> [EXERCISE OBJECTIVE]: Work out how many lines of the listing hold "的整式方程", then state only that count.

# START OF SUPPLIED MATERIAL

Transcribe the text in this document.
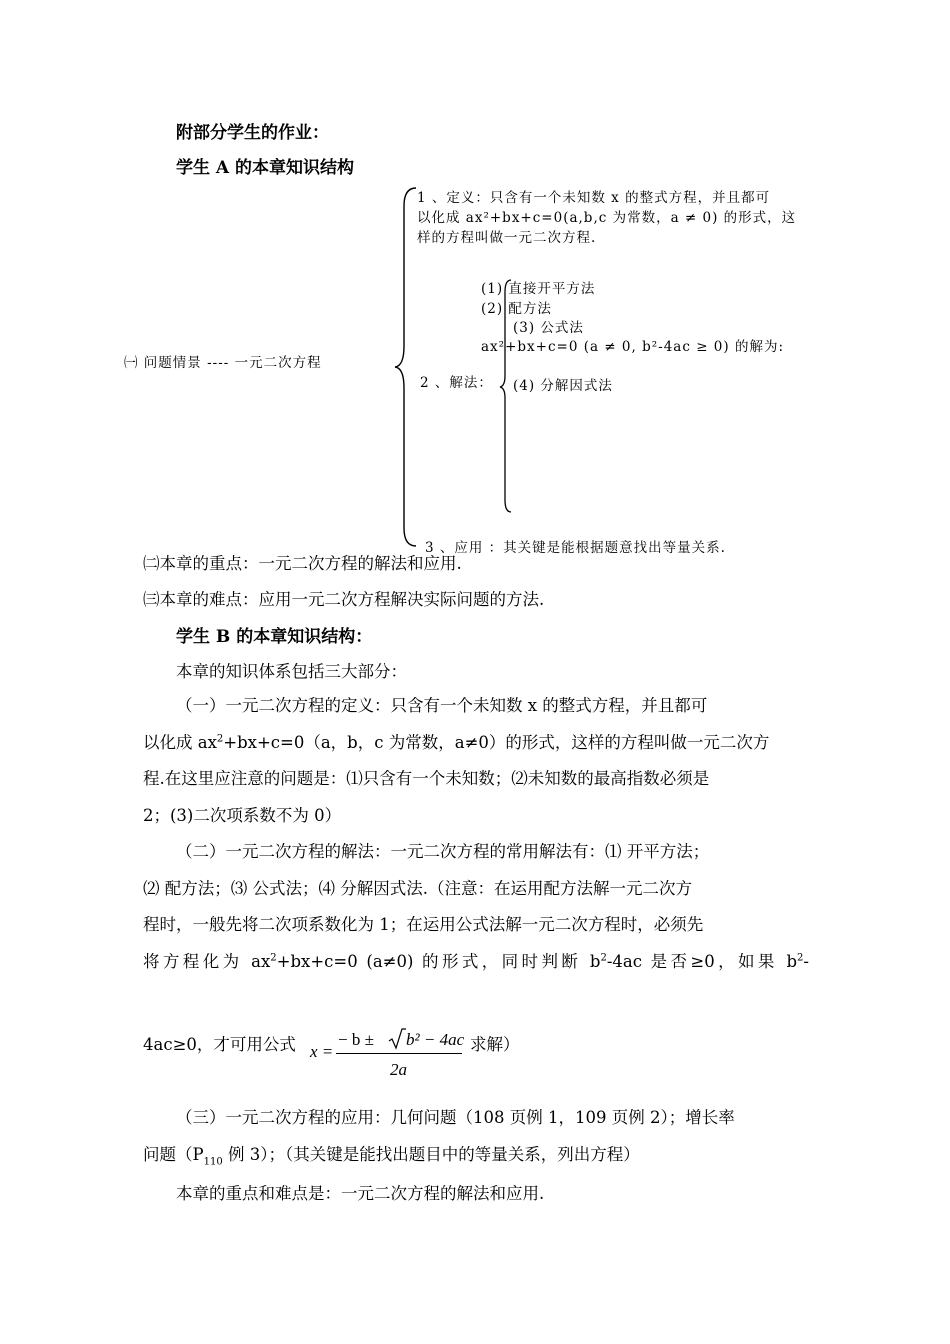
附部分学生的作业：
学生 A 的本章知识结构
㈠ 问题情景 ---- 一元二次方程
1 、定义：只含有一个未知数 x 的整式方程，并且都可
以化成 ax²+bx+c=0(a,b,c 为常数，a ≠ 0) 的形式，这
样的方程叫做一元二次方程.
2 、解法：
(1) 直接开平方法
(2) 配方法
(3) 公式法
ax²+bx+c=0 (a ≠ 0, b²-4ac ≥ 0) 的解为:
(4) 分解因式法
3 、应用 ：其关键是能根据题意找出等量关系.
㈡本章的重点：一元二次方程的解法和应用.
㈢本章的难点：应用一元二次方程解决实际问题的方法.
学生 B 的本章知识结构：
本章的知识体系包括三大部分：
（一）一元二次方程的定义：只含有一个未知数 x 的整式方程，并且都可
以化成 $ax^2+bx+c=0(a$，b，c 为常数，a≠0）的形式，这样的方程叫做一元二次方
程.在这里应注意的问题是：⑴只含有一个未知数；⑵未知数的最高指数必须是
2；(3)二次项系数不为 0）
（二）一元二次方程的解法：一元二次方程的常用解法有：⑴ 开平方法；
⑵ 配方法；⑶ 公式法；⑷ 分解因式法.（注意：在运用配方法解一元二次方
程时，一般先将二次项系数化为 1；在运用公式法解一元二次方程时，必须先
将方程化为 $ax^2+bx+c=0$ (a≠0) 的形式，同时判断 $b^2-4ac$ 是否≥0，如果 $b^2-$
4ac≥0，才可用公式 x =
− b ± b² − 4ac
2a
求解）
（三）一元二次方程的应用：几何问题（108 页例 1，109 页例 2）；增长率
问题（$P_{110}$ 例 3）；（其关键是能找出题目中的等量关系，列出方程）
本章的重点和难点是：一元二次方程的解法和应用.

# END OF SUPPLIED MATERIAL

> [EXERCISE OUTPUT]: 2